- **Exercise instructions**: Repeat the whole of the data, keeping every detail the same.

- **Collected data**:

== == ==

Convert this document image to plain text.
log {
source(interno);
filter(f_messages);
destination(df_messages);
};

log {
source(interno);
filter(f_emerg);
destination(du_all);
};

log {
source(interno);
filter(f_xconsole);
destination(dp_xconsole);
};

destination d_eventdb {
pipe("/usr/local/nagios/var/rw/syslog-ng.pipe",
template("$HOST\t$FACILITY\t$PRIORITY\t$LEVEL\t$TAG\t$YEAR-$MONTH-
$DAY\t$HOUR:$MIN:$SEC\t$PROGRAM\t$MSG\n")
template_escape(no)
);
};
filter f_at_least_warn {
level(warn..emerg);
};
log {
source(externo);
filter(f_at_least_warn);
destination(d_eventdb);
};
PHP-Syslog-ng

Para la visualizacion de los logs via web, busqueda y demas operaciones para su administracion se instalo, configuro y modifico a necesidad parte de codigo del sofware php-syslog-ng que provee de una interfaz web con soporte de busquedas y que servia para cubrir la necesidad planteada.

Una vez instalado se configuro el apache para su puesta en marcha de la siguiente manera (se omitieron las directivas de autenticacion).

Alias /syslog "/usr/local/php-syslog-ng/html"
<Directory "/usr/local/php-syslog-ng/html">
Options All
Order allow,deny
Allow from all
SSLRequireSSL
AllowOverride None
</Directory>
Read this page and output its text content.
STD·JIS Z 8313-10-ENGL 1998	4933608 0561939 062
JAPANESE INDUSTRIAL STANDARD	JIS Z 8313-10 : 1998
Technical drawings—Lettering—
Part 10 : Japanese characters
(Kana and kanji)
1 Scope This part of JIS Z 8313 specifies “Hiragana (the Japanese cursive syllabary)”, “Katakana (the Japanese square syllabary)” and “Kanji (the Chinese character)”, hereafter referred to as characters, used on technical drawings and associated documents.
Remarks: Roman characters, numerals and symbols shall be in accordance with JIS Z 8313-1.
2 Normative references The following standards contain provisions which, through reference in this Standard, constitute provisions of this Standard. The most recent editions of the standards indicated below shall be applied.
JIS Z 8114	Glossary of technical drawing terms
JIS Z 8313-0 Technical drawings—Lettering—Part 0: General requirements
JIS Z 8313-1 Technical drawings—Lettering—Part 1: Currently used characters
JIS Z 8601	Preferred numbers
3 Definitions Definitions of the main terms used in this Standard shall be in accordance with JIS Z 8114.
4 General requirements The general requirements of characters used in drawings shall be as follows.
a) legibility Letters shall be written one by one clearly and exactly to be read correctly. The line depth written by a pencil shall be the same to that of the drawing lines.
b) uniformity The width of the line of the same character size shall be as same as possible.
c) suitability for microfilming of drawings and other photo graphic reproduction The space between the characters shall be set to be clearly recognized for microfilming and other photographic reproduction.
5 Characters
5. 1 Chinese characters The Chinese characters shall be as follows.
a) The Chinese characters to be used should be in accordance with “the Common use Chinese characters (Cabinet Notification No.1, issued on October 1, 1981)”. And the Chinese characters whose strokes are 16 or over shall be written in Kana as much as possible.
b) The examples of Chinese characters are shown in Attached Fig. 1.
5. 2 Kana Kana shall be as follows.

== == ==

- **Answer to the problem**:
Convert this document image to plain text.
log {
source(interno);
filter(f_messages);
destination(df_messages);
};

log {
source(interno);
filter(f_emerg);
destination(du_all);
};

log {
source(interno);
filter(f_xconsole);
destination(dp_xconsole);
};

destination d_eventdb {
pipe("/usr/local/nagios/var/rw/syslog-ng.pipe",
template("$HOST\t$FACILITY\t$PRIORITY\t$LEVEL\t$TAG\t$YEAR-$MONTH-
$DAY\t$HOUR:$MIN:$SEC\t$PROGRAM\t$MSG\n")
template_escape(no)
);
};
filter f_at_least_warn {
level(warn..emerg);
};
log {
source(externo);
filter(f_at_least_warn);
destination(d_eventdb);
};
PHP-Syslog-ng

Para la visualizacion de los logs via web, busqueda y demas operaciones para su administracion se instalo, configuro y modifico a necesidad parte de codigo del sofware php-syslog-ng que provee de una interfaz web con soporte de busquedas y que servia para cubrir la necesidad planteada.

Una vez instalado se configuro el apache para su puesta en marcha de la siguiente manera (se omitieron las directivas de autenticacion).

Alias /syslog "/usr/local/php-syslog-ng/html"
<Directory "/usr/local/php-syslog-ng/html">
Options All
Order allow,deny
Allow from all
SSLRequireSSL
AllowOverride None
</Directory>
Read this page and output its text content.
STD·JIS Z 8313-10-ENGL 1998	4933608 0561939 062
JAPANESE INDUSTRIAL STANDARD	JIS Z 8313-10 : 1998
Technical drawings—Lettering—
Part 10 : Japanese characters
(Kana and kanji)
1 Scope This part of JIS Z 8313 specifies “Hiragana (the Japanese cursive syllabary)”, “Katakana (the Japanese square syllabary)” and “Kanji (the Chinese character)”, hereafter referred to as characters, used on technical drawings and associated documents.
Remarks: Roman characters, numerals and symbols shall be in accordance with JIS Z 8313-1.
2 Normative references The following standards contain provisions which, through reference in this Standard, constitute provisions of this Standard. The most recent editions of the standards indicated below shall be applied.
JIS Z 8114	Glossary of technical drawing terms
JIS Z 8313-0 Technical drawings—Lettering—Part 0: General requirements
JIS Z 8313-1 Technical drawings—Lettering—Part 1: Currently used characters
JIS Z 8601	Preferred numbers
3 Definitions Definitions of the main terms used in this Standard shall be in accordance with JIS Z 8114.
4 General requirements The general requirements of characters used in drawings shall be as follows.
a) legibility Letters shall be written one by one clearly and exactly to be read correctly. The line depth written by a pencil shall be the same to that of the drawing lines.
b) uniformity The width of the line of the same character size shall be as same as possible.
c) suitability for microfilming of drawings and other photo graphic reproduction The space between the characters shall be set to be clearly recognized for microfilming and other photographic reproduction.
5 Characters
5. 1 Chinese characters The Chinese characters shall be as follows.
a) The Chinese characters to be used should be in accordance with “the Common use Chinese characters (Cabinet Notification No.1, issued on October 1, 1981)”. And the Chinese characters whose strokes are 16 or over shall be written in Kana as much as possible.
b) The examples of Chinese characters are shown in Attached Fig. 1.
5. 2 Kana Kana shall be as follows.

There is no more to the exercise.